--- RECORDS FOR THIS EXERCISE ---
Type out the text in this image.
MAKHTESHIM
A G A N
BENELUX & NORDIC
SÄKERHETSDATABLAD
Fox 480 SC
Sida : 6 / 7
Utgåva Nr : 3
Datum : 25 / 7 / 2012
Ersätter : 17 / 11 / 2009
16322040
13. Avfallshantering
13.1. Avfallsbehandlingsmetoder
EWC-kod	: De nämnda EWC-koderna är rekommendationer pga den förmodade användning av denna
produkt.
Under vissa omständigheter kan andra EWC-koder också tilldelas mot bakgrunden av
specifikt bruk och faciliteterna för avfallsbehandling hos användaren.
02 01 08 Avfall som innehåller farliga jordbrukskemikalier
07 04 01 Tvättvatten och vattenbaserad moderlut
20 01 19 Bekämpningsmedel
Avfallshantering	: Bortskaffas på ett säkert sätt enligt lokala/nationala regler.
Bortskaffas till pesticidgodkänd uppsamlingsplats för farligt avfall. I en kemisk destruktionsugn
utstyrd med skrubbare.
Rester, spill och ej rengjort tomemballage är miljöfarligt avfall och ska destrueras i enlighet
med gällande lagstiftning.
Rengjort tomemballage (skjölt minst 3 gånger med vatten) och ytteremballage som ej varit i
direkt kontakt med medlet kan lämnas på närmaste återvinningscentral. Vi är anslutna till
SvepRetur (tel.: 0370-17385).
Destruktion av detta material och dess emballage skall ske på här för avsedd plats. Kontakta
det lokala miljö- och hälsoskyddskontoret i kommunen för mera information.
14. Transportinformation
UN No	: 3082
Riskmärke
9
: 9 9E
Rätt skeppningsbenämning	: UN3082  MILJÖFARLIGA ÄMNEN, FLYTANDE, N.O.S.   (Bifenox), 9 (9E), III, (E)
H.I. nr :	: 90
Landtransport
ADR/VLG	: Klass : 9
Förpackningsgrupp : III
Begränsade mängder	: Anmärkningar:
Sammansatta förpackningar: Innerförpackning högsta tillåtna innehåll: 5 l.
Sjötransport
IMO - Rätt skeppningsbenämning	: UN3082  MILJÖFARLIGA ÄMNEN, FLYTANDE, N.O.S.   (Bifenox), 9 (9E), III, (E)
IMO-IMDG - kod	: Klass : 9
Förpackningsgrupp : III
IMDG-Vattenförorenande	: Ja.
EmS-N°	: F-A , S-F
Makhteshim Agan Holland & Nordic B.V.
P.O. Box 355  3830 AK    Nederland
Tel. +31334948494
---
STATED PROBLEM = Output the listing above without altering a single character.

RESPONSE =
Type out the text in this image.
MAKHTESHIM
A G A N
BENELUX & NORDIC
SÄKERHETSDATABLAD
Fox 480 SC
Sida : 6 / 7
Utgåva Nr : 3
Datum : 25 / 7 / 2012
Ersätter : 17 / 11 / 2009
16322040
13. Avfallshantering
13.1. Avfallsbehandlingsmetoder
EWC-kod	: De nämnda EWC-koderna är rekommendationer pga den förmodade användning av denna
produkt.
Under vissa omständigheter kan andra EWC-koder också tilldelas mot bakgrunden av
specifikt bruk och faciliteterna för avfallsbehandling hos användaren.
02 01 08 Avfall som innehåller farliga jordbrukskemikalier
07 04 01 Tvättvatten och vattenbaserad moderlut
20 01 19 Bekämpningsmedel
Avfallshantering	: Bortskaffas på ett säkert sätt enligt lokala/nationala regler.
Bortskaffas till pesticidgodkänd uppsamlingsplats för farligt avfall. I en kemisk destruktionsugn
utstyrd med skrubbare.
Rester, spill och ej rengjort tomemballage är miljöfarligt avfall och ska destrueras i enlighet
med gällande lagstiftning.
Rengjort tomemballage (skjölt minst 3 gånger med vatten) och ytteremballage som ej varit i
direkt kontakt med medlet kan lämnas på närmaste återvinningscentral. Vi är anslutna till
SvepRetur (tel.: 0370-17385).
Destruktion av detta material och dess emballage skall ske på här för avsedd plats. Kontakta
det lokala miljö- och hälsoskyddskontoret i kommunen för mera information.
14. Transportinformation
UN No	: 3082
Riskmärke
9
: 9 9E
Rätt skeppningsbenämning	: UN3082  MILJÖFARLIGA ÄMNEN, FLYTANDE, N.O.S.   (Bifenox), 9 (9E), III, (E)
H.I. nr :	: 90
Landtransport
ADR/VLG	: Klass : 9
Förpackningsgrupp : III
Begränsade mängder	: Anmärkningar:
Sammansatta förpackningar: Innerförpackning högsta tillåtna innehåll: 5 l.
Sjötransport
IMO - Rätt skeppningsbenämning	: UN3082  MILJÖFARLIGA ÄMNEN, FLYTANDE, N.O.S.   (Bifenox), 9 (9E), III, (E)
IMO-IMDG - kod	: Klass : 9
Förpackningsgrupp : III
IMDG-Vattenförorenande	: Ja.
EmS-N°	: F-A , S-F
Makhteshim Agan Holland & Nordic B.V.
P.O. Box 355  3830 AK    Nederland
Tel. +31334948494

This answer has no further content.